- Short exercise 1 -
Output everything from "Devang Mehta" down to "I don't know)." in the carbon capture discussion.
___ Text segment ___
I have read that seaweed farming might be a last resource for removing CO2 from water, and thus reversing local acidification of seas, if not actually storing carbon for the long term. What do you think of using seaweed farming for CO2 absorption?

Alanna Shaw responds:

I’ll admit my bias/area of knowledge is with terrestrial ecosystems, so grain of salt. You’re absolutely right; the storage of CO2 in ocean water can lead to acidification which may be ameliorated on a fairly localized scale by something like seaweed farming. Upon harvest, though, the carbon that was stored in the water would likely be on its way back to the atmosphere after the seaweed is consumed, used as fertilizer, etc. In the grand scheme of global carbon storage, though, it would probably be the tiniest of potatoes whatever way you slice it. 

Devang Mehta


University of Alberta

What do you think about this recent effort for industrial CO2 capture? The consensus seems to be that we will need at least some active mitigation using tech like this to keep to the 2°C limit in temperature increase. I wonder if this idea of redirecting CO2 to agricultural crops at elevated levels and more permanently into underground rock deposits could effectively deal with the shortfall in land plant CO2 capture if implemented on a large enough scale? 

Cassie Freund responds:

It's doable, but we don't know long-term negative impacts. But on the other hand, it's less risky than other large-scale mitigation measures proposed, like dumping a bunch of iron into the ocean or sulfur into the air. I personally think it could work (but could it gain political traction? I don't know).
___
- Short exercise 2 -
Rewrite the records from the line containing "column-free-space[interactable]: Free Spa..." down to the line containing "volume-percent-free: 100 %" with "forward" changed to "next". Leave everything else in those lines as it is, and return only those lines.
___ Data shown ___
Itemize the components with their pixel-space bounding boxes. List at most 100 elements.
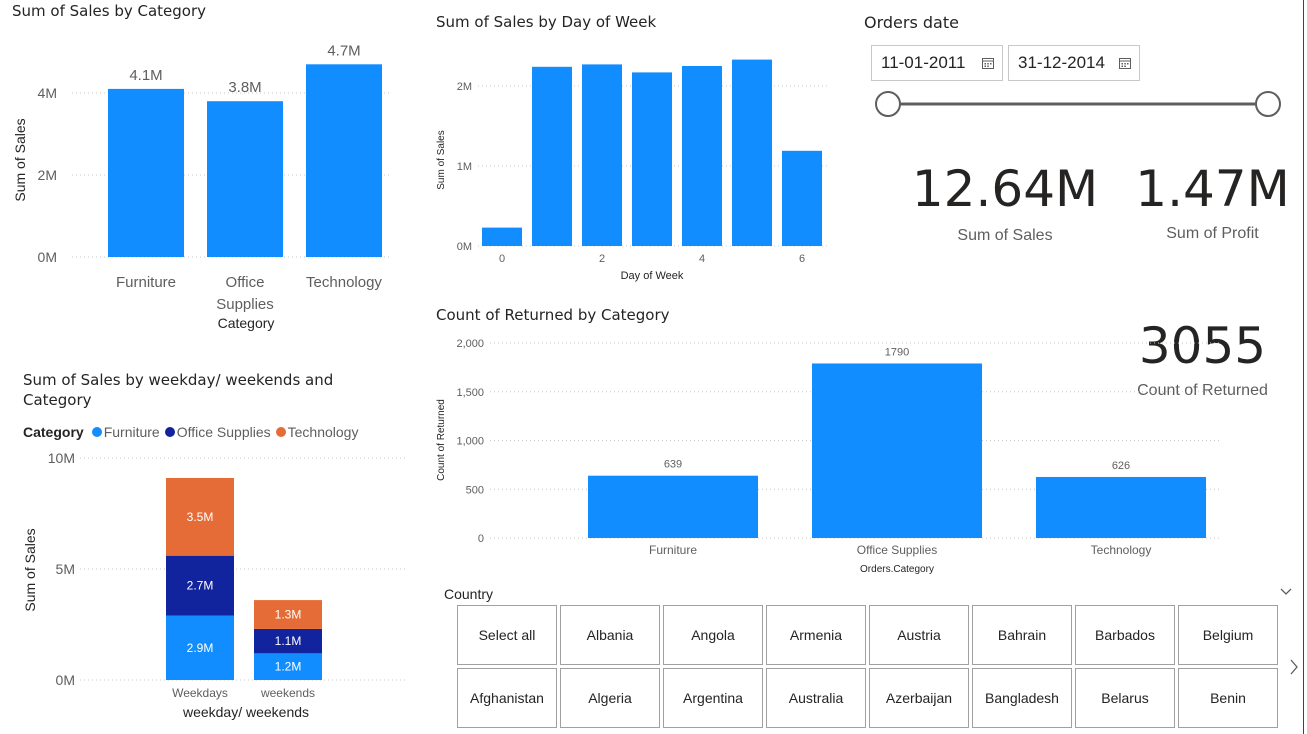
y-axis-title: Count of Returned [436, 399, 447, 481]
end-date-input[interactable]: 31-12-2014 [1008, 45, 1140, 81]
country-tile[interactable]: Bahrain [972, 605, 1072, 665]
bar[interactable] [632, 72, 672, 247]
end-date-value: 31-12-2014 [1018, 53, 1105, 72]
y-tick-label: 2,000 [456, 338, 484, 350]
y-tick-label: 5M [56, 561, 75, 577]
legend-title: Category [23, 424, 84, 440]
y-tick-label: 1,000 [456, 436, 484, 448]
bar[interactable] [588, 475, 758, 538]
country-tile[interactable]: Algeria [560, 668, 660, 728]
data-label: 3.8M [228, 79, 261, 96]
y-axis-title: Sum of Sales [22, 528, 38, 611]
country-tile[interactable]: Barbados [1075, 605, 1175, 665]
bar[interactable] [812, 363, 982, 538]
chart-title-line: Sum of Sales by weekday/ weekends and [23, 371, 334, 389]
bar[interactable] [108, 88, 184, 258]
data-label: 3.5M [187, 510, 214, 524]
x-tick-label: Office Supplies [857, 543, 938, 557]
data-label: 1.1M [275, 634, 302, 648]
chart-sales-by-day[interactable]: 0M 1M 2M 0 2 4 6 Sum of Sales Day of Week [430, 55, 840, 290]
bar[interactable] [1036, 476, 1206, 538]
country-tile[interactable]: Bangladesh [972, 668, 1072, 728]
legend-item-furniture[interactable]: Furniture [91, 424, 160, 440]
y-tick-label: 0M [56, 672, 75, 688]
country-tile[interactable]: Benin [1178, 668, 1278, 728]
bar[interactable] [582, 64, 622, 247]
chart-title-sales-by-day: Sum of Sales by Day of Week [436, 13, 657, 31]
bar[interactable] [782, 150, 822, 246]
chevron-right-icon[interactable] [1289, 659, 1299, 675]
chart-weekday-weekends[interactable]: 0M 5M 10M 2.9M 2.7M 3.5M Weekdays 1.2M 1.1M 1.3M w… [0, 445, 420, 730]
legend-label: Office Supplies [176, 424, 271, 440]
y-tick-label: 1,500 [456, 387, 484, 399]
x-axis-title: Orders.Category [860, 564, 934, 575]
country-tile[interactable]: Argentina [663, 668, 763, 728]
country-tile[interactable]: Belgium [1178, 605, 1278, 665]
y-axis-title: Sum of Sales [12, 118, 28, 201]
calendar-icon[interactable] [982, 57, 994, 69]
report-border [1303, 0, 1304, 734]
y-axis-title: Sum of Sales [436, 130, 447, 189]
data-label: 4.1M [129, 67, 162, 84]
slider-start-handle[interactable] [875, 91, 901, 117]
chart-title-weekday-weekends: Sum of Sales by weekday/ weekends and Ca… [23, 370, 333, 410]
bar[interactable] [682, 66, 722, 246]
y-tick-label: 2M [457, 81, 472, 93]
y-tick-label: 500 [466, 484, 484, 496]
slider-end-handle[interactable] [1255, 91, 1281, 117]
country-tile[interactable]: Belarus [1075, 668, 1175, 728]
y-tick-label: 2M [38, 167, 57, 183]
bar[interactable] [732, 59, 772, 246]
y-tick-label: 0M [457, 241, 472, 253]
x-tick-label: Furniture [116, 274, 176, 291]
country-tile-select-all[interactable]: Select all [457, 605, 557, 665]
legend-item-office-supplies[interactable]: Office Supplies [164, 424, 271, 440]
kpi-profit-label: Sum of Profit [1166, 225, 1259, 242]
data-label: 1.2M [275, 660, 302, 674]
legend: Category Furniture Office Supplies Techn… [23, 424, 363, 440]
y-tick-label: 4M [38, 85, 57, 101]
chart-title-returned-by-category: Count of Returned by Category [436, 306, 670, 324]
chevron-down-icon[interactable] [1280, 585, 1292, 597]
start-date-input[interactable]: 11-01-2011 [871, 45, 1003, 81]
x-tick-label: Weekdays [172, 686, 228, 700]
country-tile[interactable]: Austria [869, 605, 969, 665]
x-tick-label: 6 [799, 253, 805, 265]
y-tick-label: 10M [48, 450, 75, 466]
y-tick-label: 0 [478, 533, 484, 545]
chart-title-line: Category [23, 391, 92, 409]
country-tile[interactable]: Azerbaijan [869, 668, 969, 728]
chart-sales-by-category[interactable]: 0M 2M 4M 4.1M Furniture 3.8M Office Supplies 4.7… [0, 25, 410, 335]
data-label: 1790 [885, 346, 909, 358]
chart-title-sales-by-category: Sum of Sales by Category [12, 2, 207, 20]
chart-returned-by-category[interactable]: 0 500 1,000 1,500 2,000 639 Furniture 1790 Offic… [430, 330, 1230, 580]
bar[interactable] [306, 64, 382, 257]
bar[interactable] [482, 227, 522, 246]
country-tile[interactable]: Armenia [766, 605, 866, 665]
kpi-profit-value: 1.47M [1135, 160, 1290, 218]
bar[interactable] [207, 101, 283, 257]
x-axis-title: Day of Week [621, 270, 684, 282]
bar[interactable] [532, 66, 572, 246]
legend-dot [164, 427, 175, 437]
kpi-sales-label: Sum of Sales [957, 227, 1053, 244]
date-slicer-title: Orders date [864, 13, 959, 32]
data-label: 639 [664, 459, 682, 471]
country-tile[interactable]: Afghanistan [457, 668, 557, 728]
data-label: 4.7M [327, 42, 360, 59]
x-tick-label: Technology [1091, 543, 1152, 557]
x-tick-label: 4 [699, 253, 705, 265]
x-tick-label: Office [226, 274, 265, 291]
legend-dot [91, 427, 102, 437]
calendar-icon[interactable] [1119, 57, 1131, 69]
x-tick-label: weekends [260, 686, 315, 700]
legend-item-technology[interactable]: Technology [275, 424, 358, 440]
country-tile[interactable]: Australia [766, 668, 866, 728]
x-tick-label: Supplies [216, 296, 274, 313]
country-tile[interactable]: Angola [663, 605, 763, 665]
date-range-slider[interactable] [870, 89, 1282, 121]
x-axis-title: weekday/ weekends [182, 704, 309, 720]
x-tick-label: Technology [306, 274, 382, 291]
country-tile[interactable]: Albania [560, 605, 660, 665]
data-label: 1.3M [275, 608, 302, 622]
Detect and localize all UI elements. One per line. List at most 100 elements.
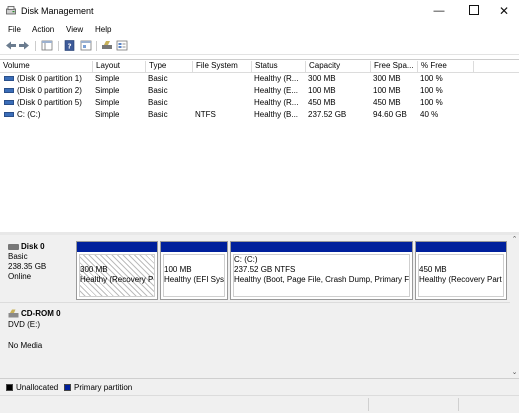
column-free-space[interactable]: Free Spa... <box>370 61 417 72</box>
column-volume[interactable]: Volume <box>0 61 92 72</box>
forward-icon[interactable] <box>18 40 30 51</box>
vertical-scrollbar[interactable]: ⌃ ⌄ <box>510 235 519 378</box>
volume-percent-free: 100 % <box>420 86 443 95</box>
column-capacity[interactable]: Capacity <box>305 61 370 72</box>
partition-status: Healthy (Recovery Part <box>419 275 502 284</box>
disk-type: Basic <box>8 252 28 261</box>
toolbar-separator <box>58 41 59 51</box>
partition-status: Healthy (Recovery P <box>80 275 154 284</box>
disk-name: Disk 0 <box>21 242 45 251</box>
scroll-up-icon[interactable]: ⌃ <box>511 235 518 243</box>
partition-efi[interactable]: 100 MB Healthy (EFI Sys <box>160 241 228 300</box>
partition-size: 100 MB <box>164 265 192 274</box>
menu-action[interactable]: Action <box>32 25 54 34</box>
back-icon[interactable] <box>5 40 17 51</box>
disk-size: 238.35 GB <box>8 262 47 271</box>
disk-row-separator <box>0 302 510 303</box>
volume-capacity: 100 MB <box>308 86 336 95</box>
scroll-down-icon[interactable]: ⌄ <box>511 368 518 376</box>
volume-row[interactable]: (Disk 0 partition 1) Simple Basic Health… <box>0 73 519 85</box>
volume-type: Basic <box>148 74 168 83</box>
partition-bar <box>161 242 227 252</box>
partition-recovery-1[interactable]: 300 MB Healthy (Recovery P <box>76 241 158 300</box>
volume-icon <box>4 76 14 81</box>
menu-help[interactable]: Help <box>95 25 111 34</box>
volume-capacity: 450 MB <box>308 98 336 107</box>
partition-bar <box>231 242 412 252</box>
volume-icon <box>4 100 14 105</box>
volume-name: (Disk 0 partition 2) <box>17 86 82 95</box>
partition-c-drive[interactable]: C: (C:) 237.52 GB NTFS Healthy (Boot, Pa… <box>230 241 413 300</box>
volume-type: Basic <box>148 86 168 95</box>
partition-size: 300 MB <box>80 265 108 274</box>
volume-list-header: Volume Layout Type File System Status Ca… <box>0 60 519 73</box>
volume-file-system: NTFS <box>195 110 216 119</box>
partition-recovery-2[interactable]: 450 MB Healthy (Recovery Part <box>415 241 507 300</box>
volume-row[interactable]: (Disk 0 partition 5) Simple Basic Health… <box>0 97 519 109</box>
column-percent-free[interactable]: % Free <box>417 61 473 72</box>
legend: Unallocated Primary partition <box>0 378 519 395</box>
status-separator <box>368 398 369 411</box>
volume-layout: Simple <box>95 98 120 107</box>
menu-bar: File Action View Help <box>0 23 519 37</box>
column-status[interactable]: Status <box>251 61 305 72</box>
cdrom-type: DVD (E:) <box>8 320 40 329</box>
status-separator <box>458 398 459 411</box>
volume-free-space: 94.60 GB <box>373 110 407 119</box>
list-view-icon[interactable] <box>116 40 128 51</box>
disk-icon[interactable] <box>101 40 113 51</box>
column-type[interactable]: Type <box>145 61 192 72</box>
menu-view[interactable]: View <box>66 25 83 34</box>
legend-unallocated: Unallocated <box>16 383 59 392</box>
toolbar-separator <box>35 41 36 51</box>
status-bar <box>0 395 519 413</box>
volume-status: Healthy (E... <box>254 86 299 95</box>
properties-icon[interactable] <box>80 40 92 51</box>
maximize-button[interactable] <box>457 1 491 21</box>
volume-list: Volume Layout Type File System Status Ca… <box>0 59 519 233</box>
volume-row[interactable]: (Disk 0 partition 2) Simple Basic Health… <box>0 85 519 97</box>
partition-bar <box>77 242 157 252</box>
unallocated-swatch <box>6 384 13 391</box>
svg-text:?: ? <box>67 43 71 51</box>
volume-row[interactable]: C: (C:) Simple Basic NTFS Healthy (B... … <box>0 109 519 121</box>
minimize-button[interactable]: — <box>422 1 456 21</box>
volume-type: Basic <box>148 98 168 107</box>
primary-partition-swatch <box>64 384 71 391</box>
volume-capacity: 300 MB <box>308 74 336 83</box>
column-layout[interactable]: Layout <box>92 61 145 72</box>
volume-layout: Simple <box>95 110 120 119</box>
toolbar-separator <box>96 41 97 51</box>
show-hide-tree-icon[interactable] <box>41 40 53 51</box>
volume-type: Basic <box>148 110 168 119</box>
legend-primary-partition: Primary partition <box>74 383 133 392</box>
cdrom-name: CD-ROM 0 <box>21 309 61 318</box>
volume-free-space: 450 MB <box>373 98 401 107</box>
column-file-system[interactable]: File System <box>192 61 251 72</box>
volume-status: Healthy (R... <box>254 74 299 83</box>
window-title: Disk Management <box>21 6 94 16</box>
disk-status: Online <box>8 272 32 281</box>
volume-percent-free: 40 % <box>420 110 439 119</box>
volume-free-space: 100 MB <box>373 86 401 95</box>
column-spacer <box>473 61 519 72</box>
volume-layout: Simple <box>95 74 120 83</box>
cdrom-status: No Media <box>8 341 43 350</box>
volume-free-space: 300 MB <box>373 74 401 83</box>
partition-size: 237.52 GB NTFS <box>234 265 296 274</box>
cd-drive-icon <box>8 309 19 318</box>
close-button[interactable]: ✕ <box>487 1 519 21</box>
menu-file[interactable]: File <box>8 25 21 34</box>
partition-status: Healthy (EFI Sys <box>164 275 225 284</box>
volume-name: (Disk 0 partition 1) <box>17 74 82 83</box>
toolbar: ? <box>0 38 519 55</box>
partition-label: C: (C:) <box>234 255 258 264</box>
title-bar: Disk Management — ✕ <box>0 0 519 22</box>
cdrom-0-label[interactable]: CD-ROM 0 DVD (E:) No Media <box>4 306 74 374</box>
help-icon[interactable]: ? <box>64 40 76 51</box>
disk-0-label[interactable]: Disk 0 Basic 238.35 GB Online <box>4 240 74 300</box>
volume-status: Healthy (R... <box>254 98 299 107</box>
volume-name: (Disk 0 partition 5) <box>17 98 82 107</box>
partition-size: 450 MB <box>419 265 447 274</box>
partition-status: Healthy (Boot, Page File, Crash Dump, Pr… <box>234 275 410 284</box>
___
- Full solution 1 -
Devang Mehta


University of Alberta

What do you think about this recent effort for industrial CO2 capture? The consensus seems to be that we will need at least some active mitigation using tech like this to keep to the 2°C limit in temperature increase. I wonder if this idea of redirecting CO2 to agricultural crops at elevated levels and more permanently into underground rock deposits could effectively deal with the shortfall in land plant CO2 capture if implemented on a large enough scale? 

Cassie Freund responds:

It's doable, but we don't know long-term negative impacts. But on the other hand, it's less risky than other large-scale mitigation measures proposed, like dumping a bunch of iron into the ocean or sulfur into the air. I personally think it could work (but could it gain political traction? I don't know).

- Full solution 2 -
column-free-space[interactable]: Free Spa... <box>370 61 417 72</box>
column-volume[interactable]: Volume <box>0 61 92 72</box>
next-icon[interactable] <box>18 40 30 51</box>
vertical-scrollbar[interactable]: ⌃ ⌄ <box>510 235 519 378</box>
volume-percent-free: 100 % <box>420 86 443 95</box>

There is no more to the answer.